# Written request:
Every line of the data that contains the string "类生产建设企业拿出自动化机械化并持续推进" must be copied.

○ ○ ○ ○ ○

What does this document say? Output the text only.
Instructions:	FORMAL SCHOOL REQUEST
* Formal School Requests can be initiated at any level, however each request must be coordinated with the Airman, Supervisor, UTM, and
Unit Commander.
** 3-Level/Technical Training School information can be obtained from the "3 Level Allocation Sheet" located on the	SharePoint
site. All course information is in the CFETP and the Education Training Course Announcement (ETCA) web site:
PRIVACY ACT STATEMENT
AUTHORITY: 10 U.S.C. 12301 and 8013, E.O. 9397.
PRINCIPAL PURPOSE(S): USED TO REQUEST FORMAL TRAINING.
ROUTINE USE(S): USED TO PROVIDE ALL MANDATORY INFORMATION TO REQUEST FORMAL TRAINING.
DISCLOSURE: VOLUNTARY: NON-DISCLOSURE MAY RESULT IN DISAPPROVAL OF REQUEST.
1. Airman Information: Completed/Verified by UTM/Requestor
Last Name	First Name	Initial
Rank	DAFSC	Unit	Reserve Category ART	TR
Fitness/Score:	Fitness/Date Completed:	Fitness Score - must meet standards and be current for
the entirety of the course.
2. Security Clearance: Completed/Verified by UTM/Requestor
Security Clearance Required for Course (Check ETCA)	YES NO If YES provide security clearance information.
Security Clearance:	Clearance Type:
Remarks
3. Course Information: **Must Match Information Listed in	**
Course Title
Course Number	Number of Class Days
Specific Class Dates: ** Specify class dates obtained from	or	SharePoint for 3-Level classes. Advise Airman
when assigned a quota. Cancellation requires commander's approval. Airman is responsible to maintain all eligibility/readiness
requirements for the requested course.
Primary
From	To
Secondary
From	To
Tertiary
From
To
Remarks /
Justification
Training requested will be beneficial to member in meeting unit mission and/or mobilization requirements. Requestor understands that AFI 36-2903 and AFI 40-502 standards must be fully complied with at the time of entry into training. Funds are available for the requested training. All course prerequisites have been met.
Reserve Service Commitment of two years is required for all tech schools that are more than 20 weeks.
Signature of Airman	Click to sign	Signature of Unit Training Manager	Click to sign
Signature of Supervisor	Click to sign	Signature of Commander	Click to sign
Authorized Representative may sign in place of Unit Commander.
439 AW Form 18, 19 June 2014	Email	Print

○ ○ ○ ○ ○

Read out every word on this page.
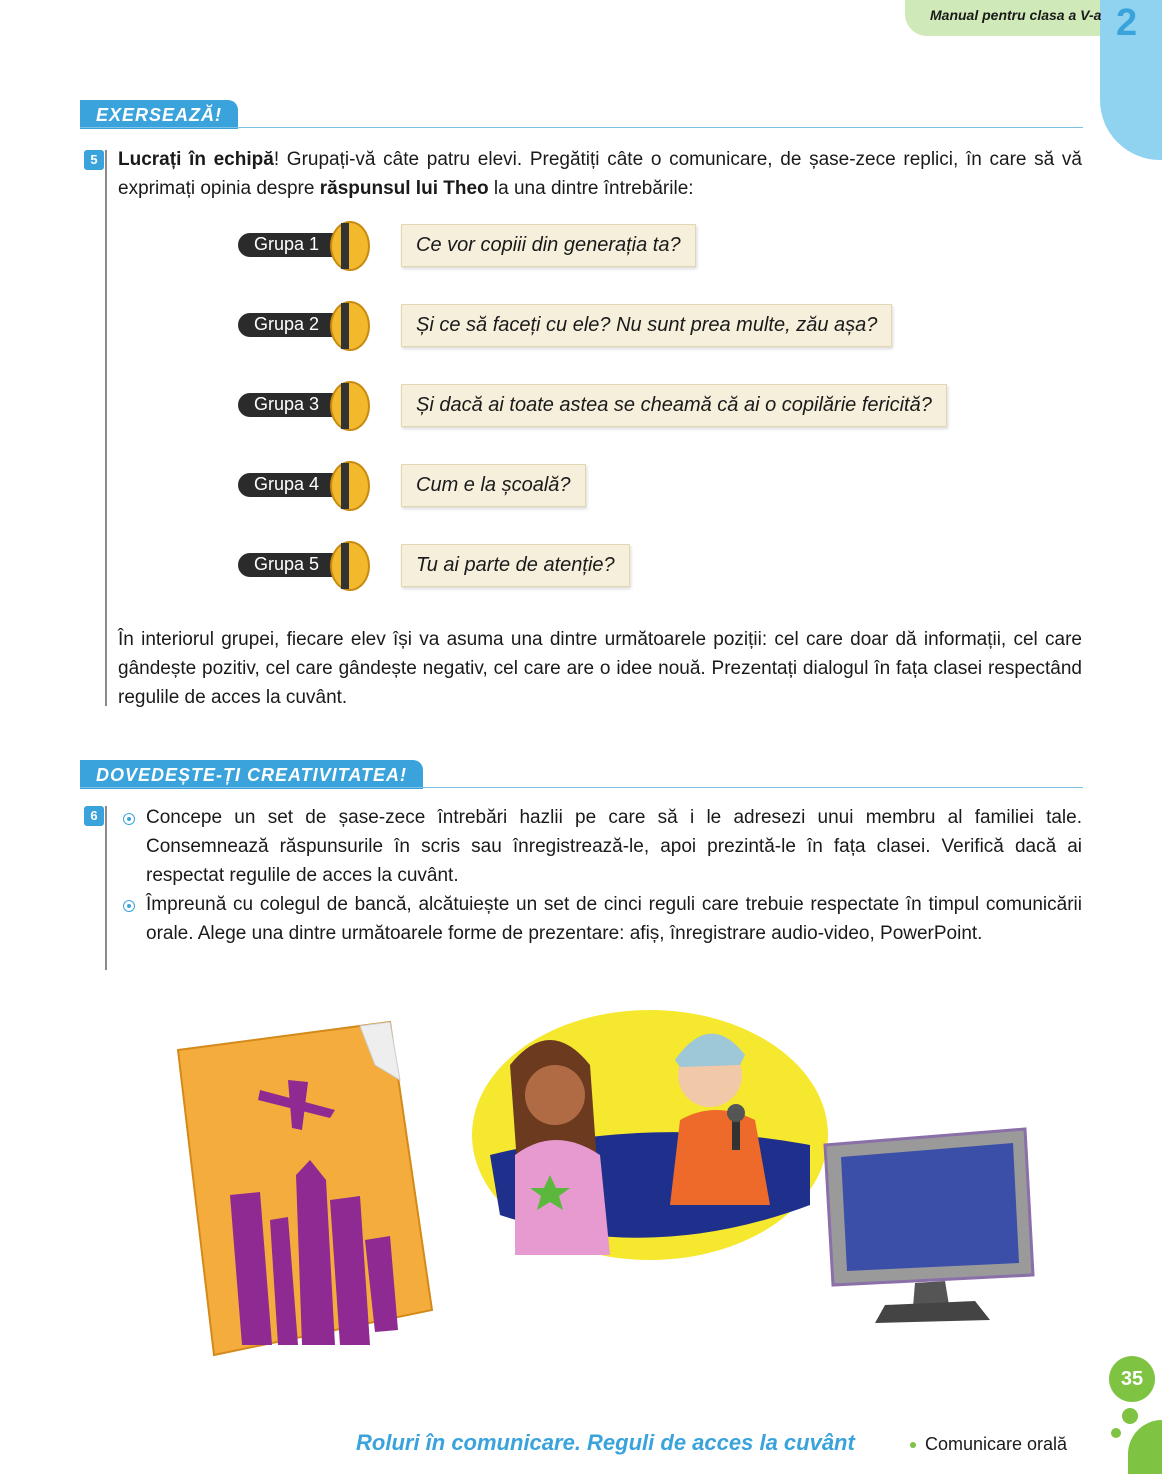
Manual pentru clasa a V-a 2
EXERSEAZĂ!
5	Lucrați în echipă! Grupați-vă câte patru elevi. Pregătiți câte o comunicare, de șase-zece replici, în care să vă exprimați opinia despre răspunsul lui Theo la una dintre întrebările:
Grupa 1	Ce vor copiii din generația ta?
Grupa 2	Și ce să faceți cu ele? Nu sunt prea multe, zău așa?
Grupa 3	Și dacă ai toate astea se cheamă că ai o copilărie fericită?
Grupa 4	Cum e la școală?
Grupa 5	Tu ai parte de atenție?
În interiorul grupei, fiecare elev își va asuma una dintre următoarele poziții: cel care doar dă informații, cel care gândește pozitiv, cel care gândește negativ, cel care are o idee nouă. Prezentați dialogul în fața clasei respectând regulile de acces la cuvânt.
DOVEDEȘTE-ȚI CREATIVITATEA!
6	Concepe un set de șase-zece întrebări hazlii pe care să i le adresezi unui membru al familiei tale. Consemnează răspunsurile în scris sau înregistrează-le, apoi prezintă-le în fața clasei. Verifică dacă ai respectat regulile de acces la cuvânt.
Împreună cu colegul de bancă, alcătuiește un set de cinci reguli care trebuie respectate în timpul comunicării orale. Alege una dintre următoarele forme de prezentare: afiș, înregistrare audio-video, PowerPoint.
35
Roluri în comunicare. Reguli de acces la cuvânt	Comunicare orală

○ ○ ○ ○ ○

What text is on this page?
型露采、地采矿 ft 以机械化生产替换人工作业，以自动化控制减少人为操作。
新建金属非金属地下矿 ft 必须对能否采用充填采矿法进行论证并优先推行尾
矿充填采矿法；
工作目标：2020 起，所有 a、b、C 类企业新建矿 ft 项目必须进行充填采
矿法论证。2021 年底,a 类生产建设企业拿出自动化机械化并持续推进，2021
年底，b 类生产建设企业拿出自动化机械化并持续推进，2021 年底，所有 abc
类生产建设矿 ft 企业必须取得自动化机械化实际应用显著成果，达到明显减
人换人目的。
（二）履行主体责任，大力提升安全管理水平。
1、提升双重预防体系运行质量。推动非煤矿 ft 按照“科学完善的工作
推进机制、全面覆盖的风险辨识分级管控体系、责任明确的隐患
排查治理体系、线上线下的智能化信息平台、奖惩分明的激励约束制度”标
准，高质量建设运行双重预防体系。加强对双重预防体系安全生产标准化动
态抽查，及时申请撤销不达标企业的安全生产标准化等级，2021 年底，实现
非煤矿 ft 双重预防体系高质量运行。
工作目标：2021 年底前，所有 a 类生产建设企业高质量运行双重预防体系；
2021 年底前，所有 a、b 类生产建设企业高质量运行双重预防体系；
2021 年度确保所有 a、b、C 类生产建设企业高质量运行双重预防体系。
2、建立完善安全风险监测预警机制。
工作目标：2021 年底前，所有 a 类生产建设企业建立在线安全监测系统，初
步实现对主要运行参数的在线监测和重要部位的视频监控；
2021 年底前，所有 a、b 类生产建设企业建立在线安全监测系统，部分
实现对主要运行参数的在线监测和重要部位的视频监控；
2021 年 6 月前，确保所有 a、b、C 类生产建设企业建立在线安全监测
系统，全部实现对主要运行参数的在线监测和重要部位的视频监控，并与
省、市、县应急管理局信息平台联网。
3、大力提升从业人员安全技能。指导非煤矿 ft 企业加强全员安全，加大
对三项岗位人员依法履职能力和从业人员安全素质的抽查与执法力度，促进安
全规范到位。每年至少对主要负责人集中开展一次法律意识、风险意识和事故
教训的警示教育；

○ ○ ○ ○ ○

# Reply to the exercise:
矿法论证。2021 年底,a 类生产建设企业拿出自动化机械化并持续推进，2021
年底，b 类生产建设企业拿出自动化机械化并持续推进，2021 年底，所有 abc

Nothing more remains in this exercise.